(Data records)
_ _ _

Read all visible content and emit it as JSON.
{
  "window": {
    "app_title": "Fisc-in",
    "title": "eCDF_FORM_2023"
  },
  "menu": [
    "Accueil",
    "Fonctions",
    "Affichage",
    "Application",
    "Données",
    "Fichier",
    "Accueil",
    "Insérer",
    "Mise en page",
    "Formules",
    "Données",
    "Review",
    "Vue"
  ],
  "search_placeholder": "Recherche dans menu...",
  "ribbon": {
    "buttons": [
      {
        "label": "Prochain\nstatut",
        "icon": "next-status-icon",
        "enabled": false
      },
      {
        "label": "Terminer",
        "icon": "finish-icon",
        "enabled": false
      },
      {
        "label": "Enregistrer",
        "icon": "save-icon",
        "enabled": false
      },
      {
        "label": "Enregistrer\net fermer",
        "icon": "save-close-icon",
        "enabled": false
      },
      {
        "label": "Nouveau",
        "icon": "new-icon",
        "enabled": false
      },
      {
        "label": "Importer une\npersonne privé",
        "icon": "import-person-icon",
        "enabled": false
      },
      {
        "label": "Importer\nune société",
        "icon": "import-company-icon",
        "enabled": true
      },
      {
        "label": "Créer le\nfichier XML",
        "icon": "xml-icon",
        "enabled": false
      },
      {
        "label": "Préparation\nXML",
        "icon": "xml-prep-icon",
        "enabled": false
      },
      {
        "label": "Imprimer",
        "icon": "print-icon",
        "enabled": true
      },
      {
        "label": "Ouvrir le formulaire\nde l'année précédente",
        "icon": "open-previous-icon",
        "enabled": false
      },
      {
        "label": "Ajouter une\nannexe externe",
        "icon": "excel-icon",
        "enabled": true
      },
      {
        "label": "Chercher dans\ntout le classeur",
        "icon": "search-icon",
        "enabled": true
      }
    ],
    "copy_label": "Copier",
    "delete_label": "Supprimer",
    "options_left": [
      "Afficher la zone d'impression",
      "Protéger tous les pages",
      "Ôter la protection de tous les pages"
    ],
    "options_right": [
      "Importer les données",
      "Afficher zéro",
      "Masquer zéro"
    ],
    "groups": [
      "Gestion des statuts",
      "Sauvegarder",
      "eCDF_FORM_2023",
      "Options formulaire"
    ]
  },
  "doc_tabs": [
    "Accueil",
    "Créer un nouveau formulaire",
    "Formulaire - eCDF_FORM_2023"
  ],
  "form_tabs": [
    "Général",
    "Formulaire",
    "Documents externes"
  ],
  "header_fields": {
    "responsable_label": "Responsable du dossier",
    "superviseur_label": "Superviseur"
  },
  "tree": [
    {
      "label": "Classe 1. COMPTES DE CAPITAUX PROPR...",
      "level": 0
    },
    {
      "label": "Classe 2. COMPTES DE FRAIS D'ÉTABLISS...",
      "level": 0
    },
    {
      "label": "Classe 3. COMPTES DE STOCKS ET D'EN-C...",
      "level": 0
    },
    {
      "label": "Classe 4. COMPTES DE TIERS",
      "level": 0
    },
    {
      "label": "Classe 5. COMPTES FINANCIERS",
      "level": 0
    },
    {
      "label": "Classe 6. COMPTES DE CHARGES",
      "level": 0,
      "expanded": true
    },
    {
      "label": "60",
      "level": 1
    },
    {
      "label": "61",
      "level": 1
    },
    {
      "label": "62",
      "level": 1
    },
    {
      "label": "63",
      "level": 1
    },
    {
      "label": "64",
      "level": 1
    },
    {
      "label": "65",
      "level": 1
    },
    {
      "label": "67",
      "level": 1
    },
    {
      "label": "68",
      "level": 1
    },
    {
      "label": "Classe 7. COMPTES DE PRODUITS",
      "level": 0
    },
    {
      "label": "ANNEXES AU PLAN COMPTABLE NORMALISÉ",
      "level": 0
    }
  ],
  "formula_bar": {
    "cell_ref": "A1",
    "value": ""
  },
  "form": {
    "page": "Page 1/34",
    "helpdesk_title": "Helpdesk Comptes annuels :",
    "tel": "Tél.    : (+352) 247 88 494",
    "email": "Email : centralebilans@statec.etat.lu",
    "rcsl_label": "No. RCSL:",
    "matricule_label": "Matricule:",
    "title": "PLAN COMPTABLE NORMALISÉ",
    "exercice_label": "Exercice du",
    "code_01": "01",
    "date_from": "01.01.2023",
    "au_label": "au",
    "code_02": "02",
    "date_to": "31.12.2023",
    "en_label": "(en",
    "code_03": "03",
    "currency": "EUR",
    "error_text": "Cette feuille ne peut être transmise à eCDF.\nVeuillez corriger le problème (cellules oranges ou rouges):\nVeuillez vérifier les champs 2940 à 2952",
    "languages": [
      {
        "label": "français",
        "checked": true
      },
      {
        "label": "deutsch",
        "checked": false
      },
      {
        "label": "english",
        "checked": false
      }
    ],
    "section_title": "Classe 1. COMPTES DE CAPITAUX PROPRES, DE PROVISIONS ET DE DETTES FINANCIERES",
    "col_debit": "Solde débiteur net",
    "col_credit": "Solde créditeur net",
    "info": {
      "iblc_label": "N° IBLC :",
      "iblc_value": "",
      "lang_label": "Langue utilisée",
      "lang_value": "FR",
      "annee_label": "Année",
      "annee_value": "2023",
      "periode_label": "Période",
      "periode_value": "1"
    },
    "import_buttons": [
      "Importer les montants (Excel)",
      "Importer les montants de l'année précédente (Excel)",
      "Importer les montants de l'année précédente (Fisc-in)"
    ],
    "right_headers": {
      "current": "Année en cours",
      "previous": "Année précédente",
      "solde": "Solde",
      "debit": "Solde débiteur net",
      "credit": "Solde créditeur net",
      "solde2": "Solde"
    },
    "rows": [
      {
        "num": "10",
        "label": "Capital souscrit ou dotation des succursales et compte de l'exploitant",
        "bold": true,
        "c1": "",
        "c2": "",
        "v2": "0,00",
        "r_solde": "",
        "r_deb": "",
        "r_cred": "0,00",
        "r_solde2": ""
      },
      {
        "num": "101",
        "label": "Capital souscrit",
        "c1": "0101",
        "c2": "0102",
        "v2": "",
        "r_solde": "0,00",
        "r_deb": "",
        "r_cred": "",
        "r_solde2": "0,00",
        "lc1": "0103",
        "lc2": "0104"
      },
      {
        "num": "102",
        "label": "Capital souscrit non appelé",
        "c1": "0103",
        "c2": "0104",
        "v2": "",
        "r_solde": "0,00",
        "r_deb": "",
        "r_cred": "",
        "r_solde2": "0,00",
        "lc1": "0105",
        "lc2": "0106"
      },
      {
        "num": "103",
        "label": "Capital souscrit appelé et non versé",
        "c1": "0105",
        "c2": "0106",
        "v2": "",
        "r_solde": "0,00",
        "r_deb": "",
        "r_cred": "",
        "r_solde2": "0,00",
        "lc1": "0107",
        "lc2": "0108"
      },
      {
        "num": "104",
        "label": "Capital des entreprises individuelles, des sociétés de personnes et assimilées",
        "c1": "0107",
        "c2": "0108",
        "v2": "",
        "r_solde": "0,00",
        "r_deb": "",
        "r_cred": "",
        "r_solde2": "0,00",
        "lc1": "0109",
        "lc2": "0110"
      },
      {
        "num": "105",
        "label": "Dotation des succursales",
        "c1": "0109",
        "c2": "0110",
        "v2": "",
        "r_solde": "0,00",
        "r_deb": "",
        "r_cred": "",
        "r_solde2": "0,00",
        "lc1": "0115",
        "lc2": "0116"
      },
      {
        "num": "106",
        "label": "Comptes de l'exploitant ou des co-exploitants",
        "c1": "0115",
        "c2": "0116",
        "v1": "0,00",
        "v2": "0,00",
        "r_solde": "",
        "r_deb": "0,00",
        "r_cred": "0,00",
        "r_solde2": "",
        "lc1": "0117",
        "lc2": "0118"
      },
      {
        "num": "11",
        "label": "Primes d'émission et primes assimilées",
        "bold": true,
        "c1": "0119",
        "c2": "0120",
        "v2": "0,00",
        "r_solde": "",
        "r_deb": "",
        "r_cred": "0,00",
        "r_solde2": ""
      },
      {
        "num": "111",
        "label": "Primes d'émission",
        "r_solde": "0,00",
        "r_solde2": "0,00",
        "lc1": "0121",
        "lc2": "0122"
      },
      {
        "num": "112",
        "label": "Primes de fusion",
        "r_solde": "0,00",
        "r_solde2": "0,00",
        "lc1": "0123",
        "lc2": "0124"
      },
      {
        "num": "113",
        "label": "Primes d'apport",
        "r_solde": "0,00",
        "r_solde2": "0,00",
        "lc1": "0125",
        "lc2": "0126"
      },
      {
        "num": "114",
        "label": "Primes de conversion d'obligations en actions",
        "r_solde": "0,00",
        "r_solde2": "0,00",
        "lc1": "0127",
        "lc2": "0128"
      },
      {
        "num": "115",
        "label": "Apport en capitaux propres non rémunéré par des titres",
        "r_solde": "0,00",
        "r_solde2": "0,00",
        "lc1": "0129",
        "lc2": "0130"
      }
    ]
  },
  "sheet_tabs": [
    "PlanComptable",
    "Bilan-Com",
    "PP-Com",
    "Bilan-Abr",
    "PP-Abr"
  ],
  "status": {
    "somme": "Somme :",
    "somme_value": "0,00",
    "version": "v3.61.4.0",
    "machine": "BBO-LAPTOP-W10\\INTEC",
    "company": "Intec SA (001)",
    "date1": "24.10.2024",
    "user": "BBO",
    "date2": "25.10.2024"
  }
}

_ _ _

*Short exercise*. Give the number of lines in the listing above that contain "émission", and nothing else.

*Correct result*. 2